## INSTRUCTIONS FOR THE TASK
Write every line of the material out exactly as shown.

★ ★ ★ ★

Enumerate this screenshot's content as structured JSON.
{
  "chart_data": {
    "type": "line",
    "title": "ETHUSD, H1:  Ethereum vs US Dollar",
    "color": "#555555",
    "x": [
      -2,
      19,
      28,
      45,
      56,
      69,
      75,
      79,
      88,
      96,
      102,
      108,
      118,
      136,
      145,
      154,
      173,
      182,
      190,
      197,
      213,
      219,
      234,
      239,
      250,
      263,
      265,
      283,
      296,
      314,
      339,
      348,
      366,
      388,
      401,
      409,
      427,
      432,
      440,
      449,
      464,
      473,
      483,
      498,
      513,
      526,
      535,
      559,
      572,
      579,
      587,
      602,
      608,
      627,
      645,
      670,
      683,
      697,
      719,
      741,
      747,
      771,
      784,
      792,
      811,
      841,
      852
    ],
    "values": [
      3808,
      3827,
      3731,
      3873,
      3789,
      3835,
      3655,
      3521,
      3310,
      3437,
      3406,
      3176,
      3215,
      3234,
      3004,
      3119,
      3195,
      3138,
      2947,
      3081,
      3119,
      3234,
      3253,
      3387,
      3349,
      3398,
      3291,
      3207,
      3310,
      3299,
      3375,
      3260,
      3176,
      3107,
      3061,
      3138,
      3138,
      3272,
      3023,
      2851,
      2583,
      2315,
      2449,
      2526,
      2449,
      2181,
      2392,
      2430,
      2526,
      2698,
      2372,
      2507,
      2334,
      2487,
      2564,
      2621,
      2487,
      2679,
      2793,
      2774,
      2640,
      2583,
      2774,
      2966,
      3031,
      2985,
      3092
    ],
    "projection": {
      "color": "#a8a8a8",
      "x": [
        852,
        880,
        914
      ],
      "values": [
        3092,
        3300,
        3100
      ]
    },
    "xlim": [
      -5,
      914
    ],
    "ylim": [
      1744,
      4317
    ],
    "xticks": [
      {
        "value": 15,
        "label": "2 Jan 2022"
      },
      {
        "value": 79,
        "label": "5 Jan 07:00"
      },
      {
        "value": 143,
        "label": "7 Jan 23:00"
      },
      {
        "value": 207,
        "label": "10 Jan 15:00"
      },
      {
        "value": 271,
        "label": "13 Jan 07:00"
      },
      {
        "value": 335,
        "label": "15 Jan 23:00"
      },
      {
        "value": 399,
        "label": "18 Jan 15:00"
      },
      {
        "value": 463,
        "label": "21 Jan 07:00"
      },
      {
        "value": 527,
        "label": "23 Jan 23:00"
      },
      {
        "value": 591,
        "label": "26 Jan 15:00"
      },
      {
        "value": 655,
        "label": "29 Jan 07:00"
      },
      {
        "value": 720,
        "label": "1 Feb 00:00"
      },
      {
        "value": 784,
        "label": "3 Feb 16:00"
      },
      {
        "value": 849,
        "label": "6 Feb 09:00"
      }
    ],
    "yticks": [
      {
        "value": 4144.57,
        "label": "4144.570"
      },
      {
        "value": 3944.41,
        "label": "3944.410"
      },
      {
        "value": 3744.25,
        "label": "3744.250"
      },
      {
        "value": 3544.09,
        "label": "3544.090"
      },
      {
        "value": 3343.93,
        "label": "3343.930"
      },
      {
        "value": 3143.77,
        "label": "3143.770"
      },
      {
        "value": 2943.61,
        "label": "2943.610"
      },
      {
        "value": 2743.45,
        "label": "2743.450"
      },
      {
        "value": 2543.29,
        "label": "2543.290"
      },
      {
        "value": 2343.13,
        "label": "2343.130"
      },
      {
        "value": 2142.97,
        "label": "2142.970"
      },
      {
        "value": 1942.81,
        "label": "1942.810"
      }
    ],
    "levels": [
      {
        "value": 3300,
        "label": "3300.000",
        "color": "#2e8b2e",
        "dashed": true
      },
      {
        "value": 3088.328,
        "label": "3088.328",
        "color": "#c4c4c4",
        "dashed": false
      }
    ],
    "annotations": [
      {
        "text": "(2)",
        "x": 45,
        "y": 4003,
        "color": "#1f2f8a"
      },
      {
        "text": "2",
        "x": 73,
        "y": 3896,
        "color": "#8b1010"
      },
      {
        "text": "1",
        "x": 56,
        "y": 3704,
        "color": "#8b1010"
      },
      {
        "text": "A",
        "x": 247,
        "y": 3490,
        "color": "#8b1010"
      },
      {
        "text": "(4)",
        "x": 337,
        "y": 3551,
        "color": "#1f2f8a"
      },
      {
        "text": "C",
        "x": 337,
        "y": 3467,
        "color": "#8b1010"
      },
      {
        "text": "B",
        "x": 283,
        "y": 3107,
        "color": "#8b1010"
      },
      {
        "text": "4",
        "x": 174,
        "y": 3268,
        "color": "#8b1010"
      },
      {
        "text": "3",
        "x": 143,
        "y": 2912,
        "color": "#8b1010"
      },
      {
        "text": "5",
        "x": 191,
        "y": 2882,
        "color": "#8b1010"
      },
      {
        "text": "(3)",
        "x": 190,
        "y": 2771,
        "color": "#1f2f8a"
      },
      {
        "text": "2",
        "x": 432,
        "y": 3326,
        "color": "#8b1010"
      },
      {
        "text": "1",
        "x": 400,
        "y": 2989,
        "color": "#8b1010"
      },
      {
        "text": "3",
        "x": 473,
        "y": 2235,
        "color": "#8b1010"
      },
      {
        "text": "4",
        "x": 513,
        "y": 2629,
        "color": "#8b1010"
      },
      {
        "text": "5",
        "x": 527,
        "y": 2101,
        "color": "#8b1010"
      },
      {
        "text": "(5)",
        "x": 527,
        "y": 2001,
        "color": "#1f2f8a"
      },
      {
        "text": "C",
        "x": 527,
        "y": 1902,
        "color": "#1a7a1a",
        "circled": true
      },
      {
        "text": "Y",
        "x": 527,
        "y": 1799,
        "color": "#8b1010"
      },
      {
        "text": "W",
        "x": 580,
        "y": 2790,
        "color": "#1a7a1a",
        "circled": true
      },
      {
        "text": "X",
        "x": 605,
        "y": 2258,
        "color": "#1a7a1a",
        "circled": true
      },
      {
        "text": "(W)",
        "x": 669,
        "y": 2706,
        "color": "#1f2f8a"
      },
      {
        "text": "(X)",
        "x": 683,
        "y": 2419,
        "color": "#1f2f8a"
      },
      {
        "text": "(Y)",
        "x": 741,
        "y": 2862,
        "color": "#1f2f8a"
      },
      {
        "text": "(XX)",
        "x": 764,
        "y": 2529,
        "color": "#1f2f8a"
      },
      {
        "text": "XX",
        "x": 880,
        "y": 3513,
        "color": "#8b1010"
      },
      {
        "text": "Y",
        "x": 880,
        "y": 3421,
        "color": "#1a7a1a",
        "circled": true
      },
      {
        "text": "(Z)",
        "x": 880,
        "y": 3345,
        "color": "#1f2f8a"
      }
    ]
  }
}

★ ★ ★ ★

## COMPLETED EXERCISE
Enumerate this screenshot's content as structured JSON.
{
  "chart_data": {
    "type": "line",
    "title": "ETHUSD, H1:  Ethereum vs US Dollar",
    "color": "#555555",
    "x": [
      -2,
      19,
      28,
      45,
      56,
      69,
      75,
      79,
      88,
      96,
      102,
      108,
      118,
      136,
      145,
      154,
      173,
      182,
      190,
      197,
      213,
      219,
      234,
      239,
      250,
      263,
      265,
      283,
      296,
      314,
      339,
      348,
      366,
      388,
      401,
      409,
      427,
      432,
      440,
      449,
      464,
      473,
      483,
      498,
      513,
      526,
      535,
      559,
      572,
      579,
      587,
      602,
      608,
      627,
      645,
      670,
      683,
      697,
      719,
      741,
      747,
      771,
      784,
      792,
      811,
      841,
      852
    ],
    "values": [
      3808,
      3827,
      3731,
      3873,
      3789,
      3835,
      3655,
      3521,
      3310,
      3437,
      3406,
      3176,
      3215,
      3234,
      3004,
      3119,
      3195,
      3138,
      2947,
      3081,
      3119,
      3234,
      3253,
      3387,
      3349,
      3398,
      3291,
      3207,
      3310,
      3299,
      3375,
      3260,
      3176,
      3107,
      3061,
      3138,
      3138,
      3272,
      3023,
      2851,
      2583,
      2315,
      2449,
      2526,
      2449,
      2181,
      2392,
      2430,
      2526,
      2698,
      2372,
      2507,
      2334,
      2487,
      2564,
      2621,
      2487,
      2679,
      2793,
      2774,
      2640,
      2583,
      2774,
      2966,
      3031,
      2985,
      3092
    ],
    "projection": {
      "color": "#a8a8a8",
      "x": [
        852,
        880,
        914
      ],
      "values": [
        3092,
        3300,
        3100
      ]
    },
    "xlim": [
      -5,
      914
    ],
    "ylim": [
      1744,
      4317
    ],
    "xticks": [
      {
        "value": 15,
        "label": "2 Jan 2022"
      },
      {
        "value": 79,
        "label": "5 Jan 07:00"
      },
      {
        "value": 143,
        "label": "7 Jan 23:00"
      },
      {
        "value": 207,
        "label": "10 Jan 15:00"
      },
      {
        "value": 271,
        "label": "13 Jan 07:00"
      },
      {
        "value": 335,
        "label": "15 Jan 23:00"
      },
      {
        "value": 399,
        "label": "18 Jan 15:00"
      },
      {
        "value": 463,
        "label": "21 Jan 07:00"
      },
      {
        "value": 527,
        "label": "23 Jan 23:00"
      },
      {
        "value": 591,
        "label": "26 Jan 15:00"
      },
      {
        "value": 655,
        "label": "29 Jan 07:00"
      },
      {
        "value": 720,
        "label": "1 Feb 00:00"
      },
      {
        "value": 784,
        "label": "3 Feb 16:00"
      },
      {
        "value": 849,
        "label": "6 Feb 09:00"
      }
    ],
    "yticks": [
      {
        "value": 4144.57,
        "label": "4144.570"
      },
      {
        "value": 3944.41,
        "label": "3944.410"
      },
      {
        "value": 3744.25,
        "label": "3744.250"
      },
      {
        "value": 3544.09,
        "label": "3544.090"
      },
      {
        "value": 3343.93,
        "label": "3343.930"
      },
      {
        "value": 3143.77,
        "label": "3143.770"
      },
      {
        "value": 2943.61,
        "label": "2943.610"
      },
      {
        "value": 2743.45,
        "label": "2743.450"
      },
      {
        "value": 2543.29,
        "label": "2543.290"
      },
      {
        "value": 2343.13,
        "label": "2343.130"
      },
      {
        "value": 2142.97,
        "label": "2142.970"
      },
      {
        "value": 1942.81,
        "label": "1942.810"
      }
    ],
    "levels": [
      {
        "value": 3300,
        "label": "3300.000",
        "color": "#2e8b2e",
        "dashed": true
      },
      {
        "value": 3088.328,
        "label": "3088.328",
        "color": "#c4c4c4",
        "dashed": false
      }
    ],
    "annotations": [
      {
        "text": "(2)",
        "x": 45,
        "y": 4003,
        "color": "#1f2f8a"
      },
      {
        "text": "2",
        "x": 73,
        "y": 3896,
        "color": "#8b1010"
      },
      {
        "text": "1",
        "x": 56,
        "y": 3704,
        "color": "#8b1010"
      },
      {
        "text": "A",
        "x": 247,
        "y": 3490,
        "color": "#8b1010"
      },
      {
        "text": "(4)",
        "x": 337,
        "y": 3551,
        "color": "#1f2f8a"
      },
      {
        "text": "C",
        "x": 337,
        "y": 3467,
        "color": "#8b1010"
      },
      {
        "text": "B",
        "x": 283,
        "y": 3107,
        "color": "#8b1010"
      },
      {
        "text": "4",
        "x": 174,
        "y": 3268,
        "color": "#8b1010"
      },
      {
        "text": "3",
        "x": 143,
        "y": 2912,
        "color": "#8b1010"
      },
      {
        "text": "5",
        "x": 191,
        "y": 2882,
        "color": "#8b1010"
      },
      {
        "text": "(3)",
        "x": 190,
        "y": 2771,
        "color": "#1f2f8a"
      },
      {
        "text": "2",
        "x": 432,
        "y": 3326,
        "color": "#8b1010"
      },
      {
        "text": "1",
        "x": 400,
        "y": 2989,
        "color": "#8b1010"
      },
      {
        "text": "3",
        "x": 473,
        "y": 2235,
        "color": "#8b1010"
      },
      {
        "text": "4",
        "x": 513,
        "y": 2629,
        "color": "#8b1010"
      },
      {
        "text": "5",
        "x": 527,
        "y": 2101,
        "color": "#8b1010"
      },
      {
        "text": "(5)",
        "x": 527,
        "y": 2001,
        "color": "#1f2f8a"
      },
      {
        "text": "C",
        "x": 527,
        "y": 1902,
        "color": "#1a7a1a",
        "circled": true
      },
      {
        "text": "Y",
        "x": 527,
        "y": 1799,
        "color": "#8b1010"
      },
      {
        "text": "W",
        "x": 580,
        "y": 2790,
        "color": "#1a7a1a",
        "circled": true
      },
      {
        "text": "X",
        "x": 605,
        "y": 2258,
        "color": "#1a7a1a",
        "circled": true
      },
      {
        "text": "(W)",
        "x": 669,
        "y": 2706,
        "color": "#1f2f8a"
      },
      {
        "text": "(X)",
        "x": 683,
        "y": 2419,
        "color": "#1f2f8a"
      },
      {
        "text": "(Y)",
        "x": 741,
        "y": 2862,
        "color": "#1f2f8a"
      },
      {
        "text": "(XX)",
        "x": 764,
        "y": 2529,
        "color": "#1f2f8a"
      },
      {
        "text": "XX",
        "x": 880,
        "y": 3513,
        "color": "#8b1010"
      },
      {
        "text": "Y",
        "x": 880,
        "y": 3421,
        "color": "#1a7a1a",
        "circled": true
      },
      {
        "text": "(Z)",
        "x": 880,
        "y": 3345,
        "color": "#1f2f8a"
      }
    ]
  }
}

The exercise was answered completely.